EXERCISE DETAILS => Reproduce word for word the passage of the article on the Reserve Bank of Australia's rate decision starting with "Reserve Bank of" and going on through "uncertain, he said.".

TEXT SHOWN =>
▬▬▬▬▬▬

RBA Holds Key Rate as Economy Withstands Global Slowdown

Australia Holds Key Rate as Economy Withstands Global Slowdown
The central business district is seen illuminated at dawn alongside the Harbor Bridge in Sydney, Australia. Photographer: Ian Waldie/Bloomberg

Australia maintained the highest benchmark interest rate among major developed economies as domestic demand weathers a global slowdown that’s driving down the price of iron ore, the nation’s biggest commodity export.

Reserve Bank of Australia Governor Glenn Stevens and his board left the overnight cash-rate target at 3.5 percent, according to a statement today in Sydney. While domestic consumption was “quite firm” in the first half of the year, commodity prices have fallen “sharply” in recent months and China’s growth outlook is more uncertain, he said.

In Australia, “growth has been running close to trend, led by very large increases in capital spending in the resources sector,” Stevens said. “Labor market data have shown moderate employment growth, even with job shedding in some industries, and the rate of unemployment has thus far remained low.”

▬▬▬▬▬▬

DATASET SECTION =>

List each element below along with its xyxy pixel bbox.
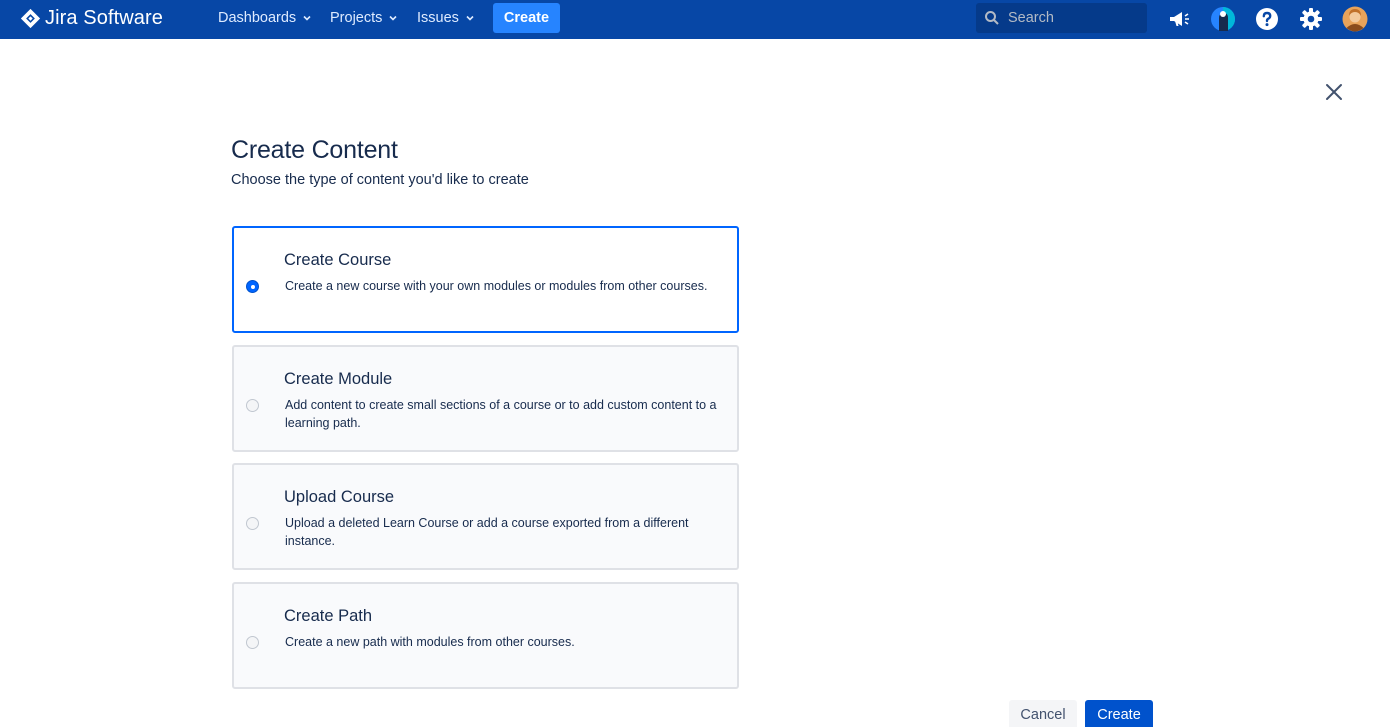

▬▬▬▬▬▬

REPLY =>
Reserve Bank of Australia Governor Glenn Stevens and his board left the overnight cash-rate target at 3.5 percent, according to a statement today in Sydney. While domestic consumption was “quite firm” in the first half of the year, commodity prices have fallen “sharply” in recent months and China’s growth outlook is more uncertain, he said.